Exercise objective:
Look through the listing below and work out how many of its lines hold the word "color". Give only the number.
--- Begin Listed entries ---
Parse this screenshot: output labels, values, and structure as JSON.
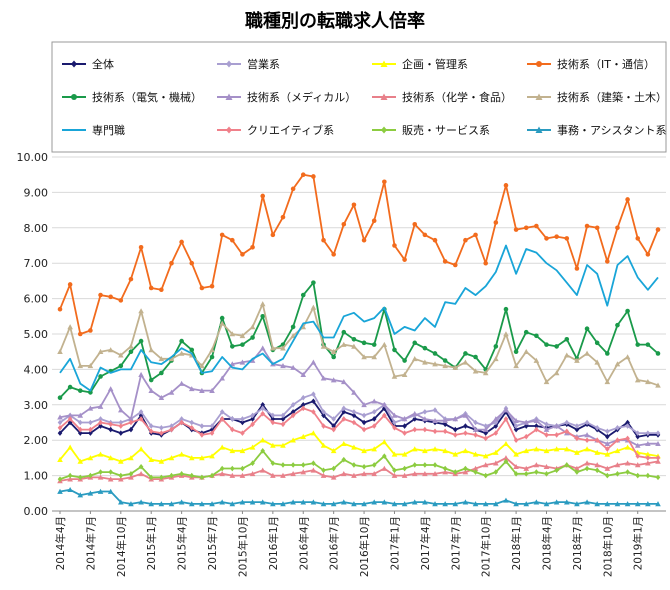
{
  "chart_data": {
    "type": "line",
    "title": "職種別の転職求人倍率",
    "xlabel": "",
    "ylabel": "",
    "ylim": [
      0,
      10
    ],
    "yticks": [
      "0.00",
      "1.00",
      "2.00",
      "3.00",
      "4.00",
      "5.00",
      "6.00",
      "7.00",
      "8.00",
      "9.00",
      "10.00"
    ],
    "grid": true,
    "legend_position": "top",
    "x": [
      "2014年4月",
      "2014年5月",
      "2014年6月",
      "2014年7月",
      "2014年8月",
      "2014年9月",
      "2014年10月",
      "2014年11月",
      "2014年12月",
      "2015年1月",
      "2015年2月",
      "2015年3月",
      "2015年4月",
      "2015年5月",
      "2015年6月",
      "2015年7月",
      "2015年8月",
      "2015年9月",
      "2015年10月",
      "2015年11月",
      "2015年12月",
      "2016年1月",
      "2016年2月",
      "2016年3月",
      "2016年4月",
      "2016年5月",
      "2016年6月",
      "2016年7月",
      "2016年8月",
      "2016年9月",
      "2016年10月",
      "2016年11月",
      "2016年12月",
      "2017年1月",
      "2017年2月",
      "2017年3月",
      "2017年4月",
      "2017年5月",
      "2017年6月",
      "2017年7月",
      "2017年8月",
      "2017年9月",
      "2017年10月",
      "2017年11月",
      "2017年12月",
      "2018年1月",
      "2018年2月",
      "2018年3月",
      "2018年4月",
      "2018年5月",
      "2018年6月",
      "2018年7月",
      "2018年8月",
      "2018年9月",
      "2018年10月",
      "2018年11月",
      "2018年12月",
      "2019年1月",
      "2019年2月",
      "2019年3月"
    ],
    "x_tick_labels": [
      "2014年4月",
      "2014年7月",
      "2014年10月",
      "2015年1月",
      "2015年4月",
      "2015年7月",
      "2015年10月",
      "2016年1月",
      "2016年4月",
      "2016年7月",
      "2016年10月",
      "2017年1月",
      "2017年4月",
      "2017年7月",
      "2017年10月",
      "2018年1月",
      "2018年4月",
      "2018年7月",
      "2018年10月",
      "2019年1月"
    ],
    "series": [
      {
        "name": "全体",
        "color": "#1a1a6e",
        "marker": "diamond",
        "values": [
          2.2,
          2.5,
          2.2,
          2.2,
          2.4,
          2.3,
          2.2,
          2.3,
          2.7,
          2.2,
          2.15,
          2.3,
          2.5,
          2.3,
          2.2,
          2.3,
          2.6,
          2.6,
          2.5,
          2.6,
          3.0,
          2.6,
          2.6,
          2.8,
          3.0,
          3.1,
          2.7,
          2.4,
          2.8,
          2.7,
          2.5,
          2.6,
          2.9,
          2.4,
          2.4,
          2.6,
          2.55,
          2.5,
          2.45,
          2.3,
          2.4,
          2.3,
          2.2,
          2.4,
          2.8,
          2.3,
          2.4,
          2.4,
          2.35,
          2.4,
          2.45,
          2.3,
          2.45,
          2.3,
          2.1,
          2.3,
          2.5,
          2.1,
          2.15,
          2.15
        ]
      },
      {
        "name": "営業系",
        "color": "#a99fd1",
        "marker": "diamond",
        "values": [
          2.5,
          2.7,
          2.5,
          2.5,
          2.6,
          2.5,
          2.5,
          2.6,
          2.8,
          2.4,
          2.35,
          2.4,
          2.6,
          2.5,
          2.4,
          2.4,
          2.8,
          2.6,
          2.6,
          2.7,
          2.9,
          2.7,
          2.7,
          3.0,
          3.2,
          3.3,
          2.8,
          2.6,
          2.9,
          2.8,
          2.7,
          2.8,
          3.0,
          2.5,
          2.6,
          2.7,
          2.8,
          2.85,
          2.6,
          2.6,
          2.75,
          2.5,
          2.4,
          2.5,
          2.9,
          2.4,
          2.5,
          2.6,
          2.45,
          2.4,
          2.5,
          2.4,
          2.5,
          2.35,
          2.25,
          2.35,
          2.4,
          2.2,
          2.2,
          2.2
        ]
      },
      {
        "name": "企画・管理系",
        "color": "#ffff00",
        "marker": "triangle",
        "values": [
          1.45,
          1.8,
          1.4,
          1.5,
          1.6,
          1.5,
          1.4,
          1.5,
          1.75,
          1.45,
          1.4,
          1.5,
          1.6,
          1.5,
          1.5,
          1.55,
          1.8,
          1.7,
          1.7,
          1.8,
          2.0,
          1.85,
          1.85,
          2.0,
          2.1,
          2.2,
          1.85,
          1.7,
          1.9,
          1.8,
          1.7,
          1.75,
          1.95,
          1.6,
          1.6,
          1.75,
          1.7,
          1.75,
          1.7,
          1.6,
          1.7,
          1.6,
          1.55,
          1.65,
          1.9,
          1.6,
          1.7,
          1.75,
          1.7,
          1.75,
          1.75,
          1.65,
          1.75,
          1.65,
          1.6,
          1.7,
          1.8,
          1.65,
          1.6,
          1.55
        ]
      },
      {
        "name": "技術系（IT・通信）",
        "color": "#f26b1d",
        "marker": "circle",
        "values": [
          5.7,
          6.4,
          5.0,
          5.1,
          6.1,
          6.05,
          5.95,
          6.55,
          7.45,
          6.3,
          6.25,
          7.0,
          7.6,
          7.0,
          6.3,
          6.35,
          7.8,
          7.65,
          7.25,
          7.45,
          8.9,
          7.8,
          8.3,
          9.1,
          9.5,
          9.45,
          7.65,
          7.25,
          8.1,
          8.65,
          7.65,
          8.2,
          9.3,
          7.5,
          7.1,
          8.1,
          7.8,
          7.65,
          7.05,
          6.95,
          7.65,
          7.8,
          7.0,
          8.15,
          9.2,
          7.95,
          8.0,
          8.05,
          7.7,
          7.75,
          7.7,
          6.85,
          8.05,
          8.0,
          7.05,
          8.0,
          8.8,
          7.7,
          7.25,
          7.95
        ]
      },
      {
        "name": "技術系（電気・機械）",
        "color": "#1a9a4a",
        "marker": "circle",
        "values": [
          3.2,
          3.5,
          3.4,
          3.35,
          3.8,
          3.95,
          4.1,
          4.5,
          4.8,
          3.7,
          3.9,
          4.25,
          4.8,
          4.55,
          3.9,
          4.35,
          5.45,
          4.65,
          4.7,
          4.9,
          5.5,
          4.55,
          4.7,
          5.2,
          6.1,
          6.45,
          4.7,
          4.35,
          5.05,
          4.85,
          4.75,
          4.7,
          5.7,
          4.55,
          4.25,
          4.75,
          4.6,
          4.45,
          4.25,
          4.05,
          4.45,
          4.35,
          4.0,
          4.65,
          5.7,
          4.5,
          5.05,
          4.95,
          4.7,
          4.65,
          4.85,
          4.3,
          5.15,
          4.75,
          4.45,
          5.25,
          5.65,
          4.7,
          4.7,
          4.45
        ]
      },
      {
        "name": "技術系（メディカル）",
        "color": "#a590c8",
        "marker": "triangle",
        "values": [
          2.65,
          2.7,
          2.7,
          2.9,
          2.95,
          3.45,
          2.85,
          2.6,
          3.85,
          3.4,
          3.2,
          3.35,
          3.6,
          3.45,
          3.4,
          3.4,
          3.75,
          4.15,
          4.2,
          4.25,
          4.6,
          4.15,
          4.1,
          4.05,
          3.85,
          4.2,
          3.75,
          3.7,
          3.65,
          3.35,
          3.0,
          3.1,
          3.0,
          2.7,
          2.6,
          2.75,
          2.6,
          2.55,
          2.55,
          2.6,
          2.7,
          2.3,
          2.3,
          2.6,
          2.85,
          2.55,
          2.5,
          2.55,
          2.3,
          2.4,
          2.2,
          2.1,
          2.15,
          2.0,
          1.9,
          2.0,
          2.0,
          1.85,
          1.9,
          1.9
        ]
      },
      {
        "name": "技術系（化学・食品）",
        "color": "#e8808a",
        "marker": "triangle",
        "values": [
          0.85,
          0.9,
          0.9,
          0.95,
          0.95,
          0.9,
          0.9,
          0.95,
          1.05,
          0.9,
          0.9,
          0.95,
          1.0,
          0.95,
          0.95,
          1.0,
          1.05,
          1.0,
          1.0,
          1.05,
          1.15,
          1.0,
          1.0,
          1.05,
          1.1,
          1.15,
          1.0,
          0.95,
          1.05,
          1.0,
          1.05,
          1.05,
          1.2,
          1.0,
          1.0,
          1.05,
          1.05,
          1.05,
          1.1,
          1.05,
          1.1,
          1.2,
          1.3,
          1.35,
          1.5,
          1.25,
          1.2,
          1.3,
          1.25,
          1.2,
          1.3,
          1.2,
          1.35,
          1.3,
          1.2,
          1.3,
          1.35,
          1.3,
          1.35,
          1.4
        ]
      },
      {
        "name": "技術系（建築・土木）",
        "color": "#c2b28f",
        "marker": "triangle",
        "values": [
          4.5,
          5.2,
          4.1,
          4.1,
          4.5,
          4.55,
          4.4,
          4.65,
          5.65,
          4.55,
          4.3,
          4.3,
          4.45,
          4.4,
          4.1,
          4.55,
          5.3,
          5.0,
          4.95,
          5.2,
          5.85,
          4.6,
          4.6,
          4.95,
          5.2,
          5.75,
          4.65,
          4.5,
          4.7,
          4.65,
          4.35,
          4.35,
          4.7,
          3.8,
          3.85,
          4.3,
          4.2,
          4.15,
          4.1,
          4.05,
          4.2,
          3.95,
          3.9,
          4.3,
          5.0,
          4.1,
          4.5,
          4.25,
          3.65,
          3.9,
          4.4,
          4.25,
          4.45,
          4.2,
          3.65,
          4.15,
          4.35,
          3.7,
          3.65,
          3.55
        ]
      },
      {
        "name": "専門職",
        "color": "#19a5d8",
        "marker": "none",
        "values": [
          3.9,
          4.3,
          3.6,
          3.4,
          4.05,
          3.9,
          4.0,
          4.0,
          4.55,
          4.2,
          4.15,
          4.35,
          4.6,
          4.45,
          3.9,
          3.95,
          4.35,
          4.05,
          4.0,
          4.3,
          4.45,
          4.15,
          4.3,
          4.8,
          5.3,
          5.35,
          4.9,
          4.9,
          5.5,
          5.6,
          5.35,
          5.45,
          5.75,
          5.0,
          5.2,
          5.1,
          5.45,
          5.2,
          5.9,
          5.85,
          6.3,
          6.1,
          6.35,
          6.75,
          7.5,
          6.7,
          7.4,
          7.3,
          7.0,
          6.8,
          6.45,
          6.1,
          6.95,
          6.7,
          5.8,
          6.95,
          7.2,
          6.6,
          6.25,
          6.6
        ]
      },
      {
        "name": "クリエイティブ系",
        "color": "#f0808a",
        "marker": "diamond",
        "values": [
          2.35,
          2.6,
          2.3,
          2.3,
          2.5,
          2.45,
          2.4,
          2.5,
          2.6,
          2.25,
          2.2,
          2.3,
          2.5,
          2.35,
          2.15,
          2.2,
          2.6,
          2.3,
          2.2,
          2.45,
          2.75,
          2.5,
          2.45,
          2.7,
          2.9,
          2.8,
          2.4,
          2.3,
          2.6,
          2.5,
          2.3,
          2.4,
          2.7,
          2.35,
          2.2,
          2.3,
          2.3,
          2.25,
          2.25,
          2.15,
          2.2,
          2.15,
          2.05,
          2.2,
          2.6,
          2.0,
          2.1,
          2.3,
          2.15,
          2.15,
          2.25,
          2.05,
          2.0,
          2.0,
          1.75,
          2.0,
          2.05,
          1.55,
          1.5,
          1.5
        ]
      },
      {
        "name": "販売・サービス系",
        "color": "#8ccc40",
        "marker": "diamond",
        "values": [
          0.9,
          1.0,
          0.95,
          1.0,
          1.1,
          1.1,
          1.0,
          1.05,
          1.25,
          0.95,
          0.95,
          1.0,
          1.05,
          1.0,
          0.95,
          1.0,
          1.2,
          1.2,
          1.2,
          1.35,
          1.7,
          1.35,
          1.3,
          1.3,
          1.3,
          1.35,
          1.15,
          1.2,
          1.45,
          1.3,
          1.25,
          1.3,
          1.55,
          1.15,
          1.2,
          1.3,
          1.3,
          1.3,
          1.2,
          1.1,
          1.2,
          1.1,
          1.0,
          1.1,
          1.4,
          1.05,
          1.05,
          1.1,
          1.05,
          1.15,
          1.3,
          1.1,
          1.2,
          1.15,
          1.0,
          1.05,
          1.1,
          1.0,
          1.0,
          0.95
        ]
      },
      {
        "name": "事務・アシスタント系",
        "color": "#2a9bc0",
        "marker": "triangle",
        "values": [
          0.55,
          0.6,
          0.45,
          0.5,
          0.55,
          0.55,
          0.25,
          0.2,
          0.25,
          0.2,
          0.2,
          0.2,
          0.25,
          0.2,
          0.2,
          0.2,
          0.25,
          0.2,
          0.25,
          0.25,
          0.25,
          0.2,
          0.2,
          0.25,
          0.25,
          0.25,
          0.2,
          0.2,
          0.25,
          0.2,
          0.2,
          0.25,
          0.25,
          0.2,
          0.2,
          0.25,
          0.25,
          0.2,
          0.2,
          0.2,
          0.25,
          0.2,
          0.2,
          0.2,
          0.3,
          0.2,
          0.2,
          0.25,
          0.2,
          0.25,
          0.25,
          0.2,
          0.25,
          0.2,
          0.2,
          0.2,
          0.2,
          0.2,
          0.2,
          0.2
        ]
      }
    ]
  }
}
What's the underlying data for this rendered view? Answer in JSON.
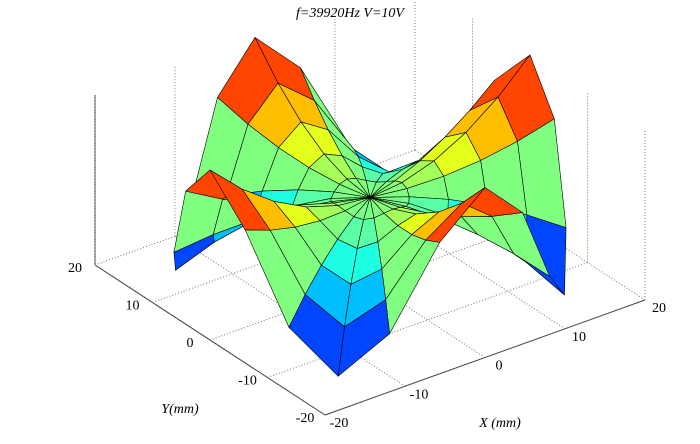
--- End Listed entries ---
Task solution:
12